▶ Data section

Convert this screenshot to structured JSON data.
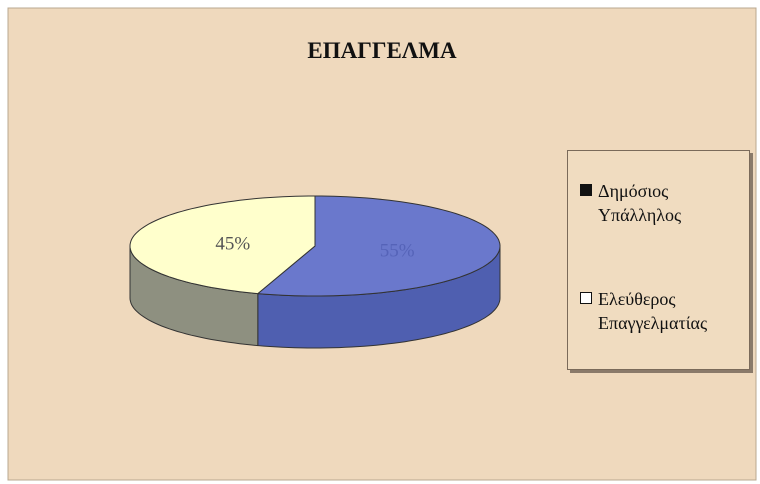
{
  "chart_data": {
    "type": "pie",
    "title": "ΕΠΑΓΓΕΛΜΑ",
    "categories": [
      "Δημόσιος Υπάλληλος",
      "Ελεύθερος Επαγγελματίας"
    ],
    "values": [
      55,
      45
    ],
    "value_labels": [
      "55%",
      "45%"
    ],
    "colors": [
      "#6a78cc",
      "#ffffcc"
    ],
    "side_colors": [
      "#4f5fb0",
      "#8e9080"
    ],
    "legend": "right"
  }
}
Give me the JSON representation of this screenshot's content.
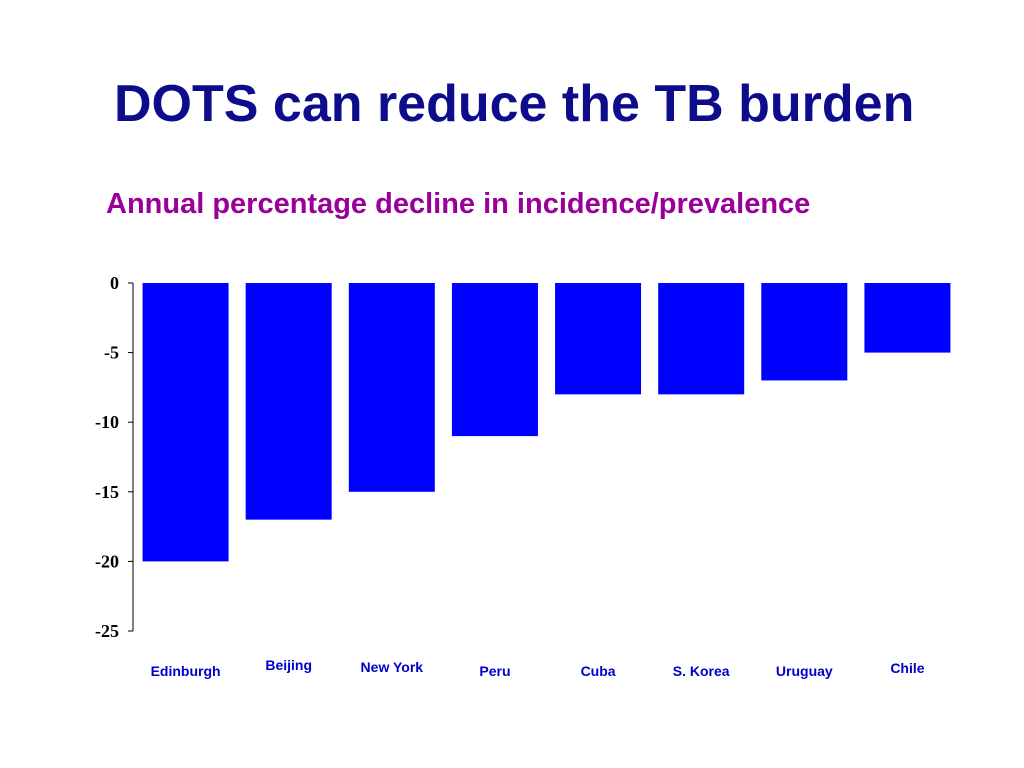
{
  "slide": {
    "title": "DOTS can reduce the TB burden"
  },
  "chart_data": {
    "type": "bar",
    "title": "Annual percentage decline in incidence/prevalence",
    "categories": [
      "Edinburgh",
      "Beijing",
      "New York",
      "Peru",
      "Cuba",
      "S. Korea",
      "Uruguay",
      "Chile"
    ],
    "values": [
      -20,
      -17,
      -15,
      -11,
      -8,
      -8,
      -7,
      -5
    ],
    "ylim": [
      -25,
      0
    ],
    "yticks": [
      "0",
      "-5",
      "-10",
      "-15",
      "-20",
      "-25"
    ],
    "xlabel": "",
    "ylabel": "",
    "grid": false,
    "colors": {
      "bar": "#0000ff",
      "category_label": "#0000cc",
      "title": "#0d0d8c",
      "chart_title": "#990099"
    }
  }
}
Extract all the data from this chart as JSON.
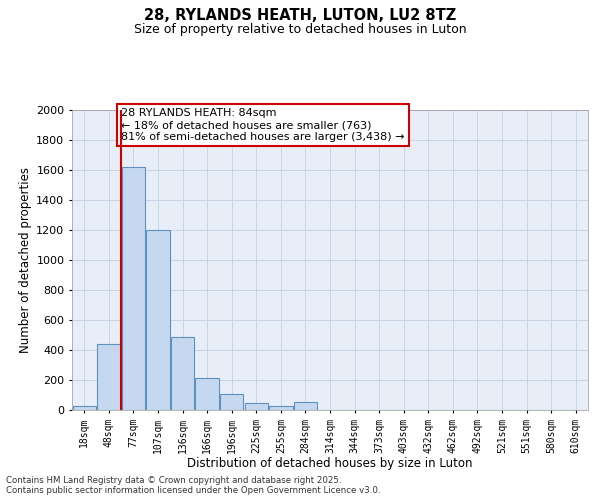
{
  "title": "28, RYLANDS HEATH, LUTON, LU2 8TZ",
  "subtitle": "Size of property relative to detached houses in Luton",
  "xlabel": "Distribution of detached houses by size in Luton",
  "ylabel": "Number of detached properties",
  "categories": [
    "18sqm",
    "48sqm",
    "77sqm",
    "107sqm",
    "136sqm",
    "166sqm",
    "196sqm",
    "225sqm",
    "255sqm",
    "284sqm",
    "314sqm",
    "344sqm",
    "373sqm",
    "403sqm",
    "432sqm",
    "462sqm",
    "492sqm",
    "521sqm",
    "551sqm",
    "580sqm",
    "610sqm"
  ],
  "values": [
    30,
    440,
    1620,
    1200,
    490,
    215,
    110,
    45,
    30,
    55,
    0,
    0,
    0,
    0,
    0,
    0,
    0,
    0,
    0,
    0,
    0
  ],
  "bar_color": "#c5d8f0",
  "bar_edge_color": "#6090c0",
  "highlight_line_index": 2,
  "annotation_text": "28 RYLANDS HEATH: 84sqm\n← 18% of detached houses are smaller (763)\n81% of semi-detached houses are larger (3,438) →",
  "annotation_box_facecolor": "#ffffff",
  "annotation_box_edgecolor": "#cc0000",
  "highlight_line_color": "#cc0000",
  "ylim": [
    0,
    2000
  ],
  "yticks": [
    0,
    200,
    400,
    600,
    800,
    1000,
    1200,
    1400,
    1600,
    1800,
    2000
  ],
  "grid_color": "#c8d4e8",
  "background_color": "#e8eef8",
  "footer_line1": "Contains HM Land Registry data © Crown copyright and database right 2025.",
  "footer_line2": "Contains public sector information licensed under the Open Government Licence v3.0."
}
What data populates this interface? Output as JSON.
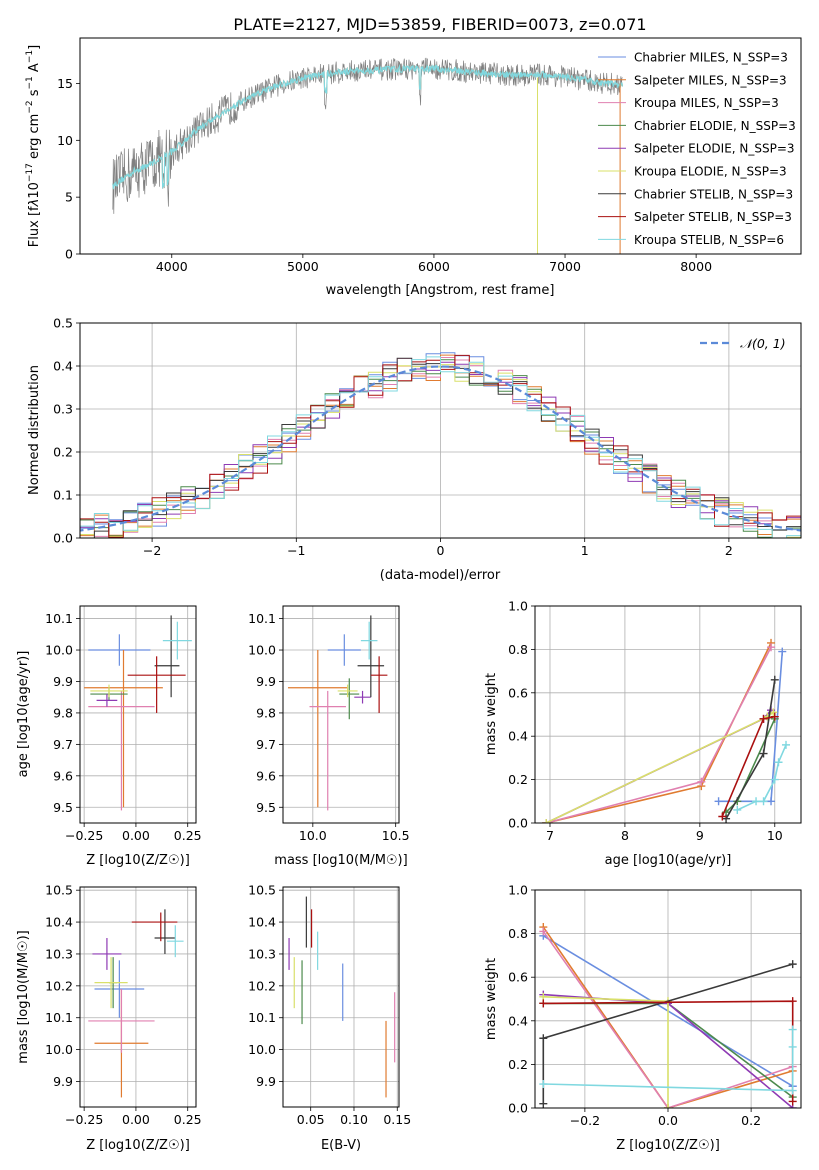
{
  "figure": {
    "title": "PLATE=2127, MJD=53859, FIBERID=0073, z=0.071",
    "model_colors": [
      "#6a8ee0",
      "#e07b30",
      "#e080b0",
      "#4c8a4c",
      "#8e3ab4",
      "#d9e06a",
      "#3a3a3a",
      "#aa1010",
      "#80d8e0"
    ],
    "model_names": [
      "Chabrier MILES",
      "Salpeter MILES",
      "Kroupa MILES",
      "Chabrier ELODIE",
      "Salpeter ELODIE",
      "Kroupa ELODIE",
      "Chabrier STELIB",
      "Salpeter STELIB",
      "Kroupa STELIB"
    ],
    "model_nssp": [
      "3",
      "3",
      "3",
      "3",
      "3",
      "3",
      "3",
      "3",
      "6"
    ]
  },
  "chart_data": [
    {
      "id": "spectrum",
      "type": "line",
      "title": "PLATE=2127, MJD=53859, FIBERID=0073, z=0.071",
      "xlabel": "wavelength [Angstrom, rest frame]",
      "ylabel": "Flux [fλ10^-17 erg cm^-2 s^-1 A^-1]",
      "xlim": [
        3300,
        8800
      ],
      "ylim": [
        0,
        19
      ],
      "xticks": [
        4000,
        5000,
        6000,
        7000,
        8000
      ],
      "yticks": [
        0,
        5,
        10,
        15
      ],
      "continuum": {
        "x": [
          3550,
          3700,
          3850,
          4000,
          4200,
          4400,
          4600,
          4800,
          5000,
          5200,
          5400,
          5600,
          5800,
          6000,
          6200,
          6400,
          6600,
          6800,
          7000,
          7200,
          7400
        ],
        "y": [
          6.0,
          7.2,
          8.0,
          9.0,
          11.0,
          12.5,
          13.8,
          14.8,
          15.5,
          15.9,
          16.1,
          16.2,
          16.3,
          16.3,
          16.1,
          15.9,
          15.7,
          15.8,
          15.6,
          15.2,
          14.9
        ]
      },
      "legend": [
        "Chabrier MILES, N_SSP=3",
        "Salpeter MILES, N_SSP=3",
        "Kroupa MILES, N_SSP=3",
        "Chabrier ELODIE, N_SSP=3",
        "Salpeter ELODIE, N_SSP=3",
        "Kroupa ELODIE, N_SSP=3",
        "Chabrier STELIB, N_SSP=3",
        "Salpeter STELIB, N_SSP=3",
        "Kroupa STELIB, N_SSP=6"
      ]
    },
    {
      "id": "residuals",
      "type": "line",
      "xlabel": "(data-model)/error",
      "ylabel": "Normed distribution",
      "xlim": [
        -2.5,
        2.5
      ],
      "ylim": [
        0,
        0.5
      ],
      "xticks": [
        -2,
        -1,
        0,
        1,
        2
      ],
      "yticks": [
        0.0,
        0.1,
        0.2,
        0.3,
        0.4,
        0.5
      ],
      "bin_width": 0.1,
      "legend": [
        "N(0,1)"
      ],
      "grid": true
    },
    {
      "id": "age_vs_Z",
      "type": "scatter",
      "xlabel": "Z [log10(Z/Z☉)]",
      "ylabel": "age  [log10(age/yr)]",
      "xlim": [
        -0.27,
        0.29
      ],
      "ylim": [
        9.45,
        10.14
      ],
      "xticks": [
        -0.25,
        0.0,
        0.25
      ],
      "yticks": [
        9.5,
        9.6,
        9.7,
        9.8,
        9.9,
        10.0,
        10.1
      ],
      "points": [
        {
          "x": -0.08,
          "y": 10.0,
          "xerr": [
            0.15,
            0.15
          ],
          "yerr": [
            0.05,
            0.05
          ]
        },
        {
          "x": -0.06,
          "y": 9.88,
          "xerr": [
            0.19,
            0.19
          ],
          "yerr": [
            0.38,
            0.12
          ]
        },
        {
          "x": -0.07,
          "y": 9.82,
          "xerr": [
            0.16,
            0.16
          ],
          "yerr": [
            0.33,
            0.05
          ]
        },
        {
          "x": -0.13,
          "y": 9.86,
          "xerr": [
            0.09,
            0.09
          ],
          "yerr": [
            0.02,
            0.02
          ]
        },
        {
          "x": -0.14,
          "y": 9.84,
          "xerr": [
            0.05,
            0.05
          ],
          "yerr": [
            0.02,
            0.02
          ]
        },
        {
          "x": -0.13,
          "y": 9.87,
          "xerr": [
            0.09,
            0.09
          ],
          "yerr": [
            0.02,
            0.02
          ]
        },
        {
          "x": 0.17,
          "y": 9.95,
          "xerr": [
            0.08,
            0.04
          ],
          "yerr": [
            0.1,
            0.16
          ]
        },
        {
          "x": 0.1,
          "y": 9.92,
          "xerr": [
            0.14,
            0.14
          ],
          "yerr": [
            0.12,
            0.06
          ]
        },
        {
          "x": 0.2,
          "y": 10.03,
          "xerr": [
            0.07,
            0.07
          ],
          "yerr": [
            0.06,
            0.06
          ]
        }
      ]
    },
    {
      "id": "age_vs_mass",
      "type": "scatter",
      "xlabel": "mass [log10(M/M☉)]",
      "ylabel": "",
      "xlim": [
        9.82,
        10.52
      ],
      "ylim": [
        9.45,
        10.14
      ],
      "xticks": [
        10.0,
        10.5
      ],
      "yticks": [
        9.5,
        9.6,
        9.7,
        9.8,
        9.9,
        10.0,
        10.1
      ],
      "points": [
        {
          "x": 10.19,
          "y": 10.0,
          "xerr": [
            0.1,
            0.1
          ],
          "yerr": [
            0.05,
            0.05
          ]
        },
        {
          "x": 10.03,
          "y": 9.88,
          "xerr": [
            0.18,
            0.18
          ],
          "yerr": [
            0.38,
            0.12
          ]
        },
        {
          "x": 10.09,
          "y": 9.82,
          "xerr": [
            0.11,
            0.11
          ],
          "yerr": [
            0.33,
            0.05
          ]
        },
        {
          "x": 10.22,
          "y": 9.86,
          "xerr": [
            0.06,
            0.06
          ],
          "yerr": [
            0.08,
            0.05
          ]
        },
        {
          "x": 10.3,
          "y": 9.85,
          "xerr": [
            0.05,
            0.05
          ],
          "yerr": [
            0.02,
            0.02
          ]
        },
        {
          "x": 10.21,
          "y": 9.87,
          "xerr": [
            0.06,
            0.06
          ],
          "yerr": [
            0.02,
            0.02
          ]
        },
        {
          "x": 10.35,
          "y": 9.95,
          "xerr": [
            0.08,
            0.08
          ],
          "yerr": [
            0.1,
            0.16
          ]
        },
        {
          "x": 10.4,
          "y": 9.92,
          "xerr": [
            0.05,
            0.05
          ],
          "yerr": [
            0.12,
            0.06
          ]
        },
        {
          "x": 10.34,
          "y": 10.03,
          "xerr": [
            0.05,
            0.05
          ],
          "yerr": [
            0.06,
            0.06
          ]
        }
      ]
    },
    {
      "id": "mass_weight_vs_age",
      "type": "line",
      "xlabel": "age  [log10(age/yr)]",
      "ylabel": "mass weight",
      "xlim": [
        6.8,
        10.35
      ],
      "ylim": [
        0,
        1
      ],
      "xticks": [
        7,
        8,
        9,
        10
      ],
      "yticks": [
        0.0,
        0.2,
        0.4,
        0.6,
        0.8,
        1.0
      ],
      "grid": true,
      "series": [
        {
          "x": [
            9.25,
            9.95,
            10.1
          ],
          "y": [
            0.1,
            0.1,
            0.79
          ]
        },
        {
          "x": [
            6.95,
            9.02,
            9.95
          ],
          "y": [
            0.0,
            0.17,
            0.83
          ]
        },
        {
          "x": [
            6.95,
            9.02,
            9.95
          ],
          "y": [
            0.0,
            0.19,
            0.81
          ]
        },
        {
          "x": [
            9.35,
            9.5,
            10.0
          ],
          "y": [
            0.05,
            0.1,
            0.48
          ]
        },
        {
          "x": [
            6.95,
            9.85,
            9.95
          ],
          "y": [
            0.0,
            0.48,
            0.52
          ]
        },
        {
          "x": [
            6.95,
            9.9,
            9.98
          ],
          "y": [
            0.0,
            0.49,
            0.51
          ]
        },
        {
          "x": [
            9.35,
            9.85,
            10.0
          ],
          "y": [
            0.02,
            0.32,
            0.66
          ]
        },
        {
          "x": [
            9.3,
            9.85,
            10.0
          ],
          "y": [
            0.03,
            0.48,
            0.49
          ]
        },
        {
          "x": [
            9.5,
            9.75,
            9.85,
            10.0,
            10.05,
            10.15
          ],
          "y": [
            0.06,
            0.1,
            0.1,
            0.2,
            0.28,
            0.36
          ]
        }
      ]
    },
    {
      "id": "mass_vs_Z",
      "type": "scatter",
      "xlabel": "Z [log10(Z/Z☉)]",
      "ylabel": "mass [log10(M/M☉)]",
      "xlim": [
        -0.27,
        0.29
      ],
      "ylim": [
        9.82,
        10.51
      ],
      "xticks": [
        -0.25,
        0.0,
        0.25
      ],
      "yticks": [
        9.9,
        10.0,
        10.1,
        10.2,
        10.3,
        10.4,
        10.5
      ],
      "points": [
        {
          "x": -0.08,
          "y": 10.19,
          "xerr": [
            0.12,
            0.12
          ],
          "yerr": [
            0.09,
            0.09
          ]
        },
        {
          "x": -0.07,
          "y": 10.02,
          "xerr": [
            0.13,
            0.13
          ],
          "yerr": [
            0.17,
            0.17
          ]
        },
        {
          "x": -0.07,
          "y": 10.09,
          "xerr": [
            0.16,
            0.16
          ],
          "yerr": [
            0.1,
            0.1
          ]
        },
        {
          "x": -0.11,
          "y": 10.21,
          "xerr": [
            0.02,
            0.02
          ],
          "yerr": [
            0.08,
            0.08
          ]
        },
        {
          "x": -0.14,
          "y": 10.3,
          "xerr": [
            0.07,
            0.07
          ],
          "yerr": [
            0.05,
            0.05
          ]
        },
        {
          "x": -0.12,
          "y": 10.21,
          "xerr": [
            0.08,
            0.08
          ],
          "yerr": [
            0.08,
            0.08
          ]
        },
        {
          "x": 0.14,
          "y": 10.35,
          "xerr": [
            0.05,
            0.05
          ],
          "yerr": [
            0.05,
            0.09
          ]
        },
        {
          "x": 0.12,
          "y": 10.4,
          "xerr": [
            0.14,
            0.08
          ],
          "yerr": [
            0.06,
            0.03
          ]
        },
        {
          "x": 0.19,
          "y": 10.34,
          "xerr": [
            0.04,
            0.04
          ],
          "yerr": [
            0.05,
            0.05
          ]
        }
      ]
    },
    {
      "id": "mass_vs_ebv",
      "type": "scatter",
      "xlabel": "E(B-V)",
      "ylabel": "",
      "xlim": [
        0.018,
        0.152
      ],
      "ylim": [
        9.82,
        10.51
      ],
      "xticks": [
        0.05,
        0.1,
        0.15
      ],
      "yticks": [
        9.9,
        10.0,
        10.1,
        10.2,
        10.3,
        10.4,
        10.5
      ],
      "points": [
        {
          "x": 0.087,
          "y": 10.18,
          "xerr": [
            0,
            0
          ],
          "yerr": [
            0.09,
            0.09
          ]
        },
        {
          "x": 0.137,
          "y": 9.97,
          "xerr": [
            0,
            0
          ],
          "yerr": [
            0.12,
            0.12
          ]
        },
        {
          "x": 0.147,
          "y": 10.07,
          "xerr": [
            0,
            0
          ],
          "yerr": [
            0.11,
            0.11
          ]
        },
        {
          "x": 0.04,
          "y": 10.18,
          "xerr": [
            0,
            0
          ],
          "yerr": [
            0.1,
            0.1
          ]
        },
        {
          "x": 0.025,
          "y": 10.3,
          "xerr": [
            0,
            0
          ],
          "yerr": [
            0.05,
            0.05
          ]
        },
        {
          "x": 0.031,
          "y": 10.21,
          "xerr": [
            0,
            0
          ],
          "yerr": [
            0.08,
            0.08
          ]
        },
        {
          "x": 0.045,
          "y": 10.4,
          "xerr": [
            0,
            0
          ],
          "yerr": [
            0.08,
            0.08
          ]
        },
        {
          "x": 0.051,
          "y": 10.38,
          "xerr": [
            0,
            0
          ],
          "yerr": [
            0.06,
            0.06
          ]
        },
        {
          "x": 0.058,
          "y": 10.31,
          "xerr": [
            0,
            0
          ],
          "yerr": [
            0.06,
            0.06
          ]
        }
      ]
    },
    {
      "id": "mass_weight_vs_Z",
      "type": "line",
      "xlabel": "Z [log10(Z/Z☉)]",
      "ylabel": "mass weight",
      "xlim": [
        -0.32,
        0.32
      ],
      "ylim": [
        0,
        1
      ],
      "xticks": [
        -0.2,
        0.0,
        0.2
      ],
      "yticks": [
        0.0,
        0.2,
        0.4,
        0.6,
        0.8,
        1.0
      ],
      "grid": true,
      "series": [
        {
          "x": [
            -0.3,
            0.3,
            0.3
          ],
          "y": [
            0.79,
            0.1,
            0.1
          ]
        },
        {
          "x": [
            -0.3,
            0.0,
            0.3
          ],
          "y": [
            0.83,
            0.0,
            0.17
          ]
        },
        {
          "x": [
            -0.3,
            0.0,
            0.3
          ],
          "y": [
            0.81,
            0.0,
            0.19
          ]
        },
        {
          "x": [
            -0.3,
            0.0,
            0.3
          ],
          "y": [
            0.48,
            0.48,
            0.05
          ]
        },
        {
          "x": [
            -0.3,
            0.0,
            0.3
          ],
          "y": [
            0.52,
            0.48,
            0.0
          ]
        },
        {
          "x": [
            -0.3,
            0.0,
            0.0
          ],
          "y": [
            0.51,
            0.49,
            0.0
          ]
        },
        {
          "x": [
            -0.3,
            -0.3,
            0.3
          ],
          "y": [
            0.02,
            0.32,
            0.66
          ]
        },
        {
          "x": [
            -0.3,
            0.3,
            0.3
          ],
          "y": [
            0.48,
            0.49,
            0.03
          ]
        },
        {
          "x": [
            -0.3,
            0.3,
            0.3,
            0.3
          ],
          "y": [
            0.11,
            0.08,
            0.28,
            0.36
          ]
        }
      ]
    }
  ]
}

▶ Challenge
From the listing above, copy all lines holding the word "STELIB".

▶ Finished exercise
      "Chabrier STELIB",
      "Salpeter STELIB",
      "Kroupa STELIB"
        "Chabrier STELIB, N_SSP=3",
        "Salpeter STELIB, N_SSP=3",
        "Kroupa STELIB, N_SSP=6"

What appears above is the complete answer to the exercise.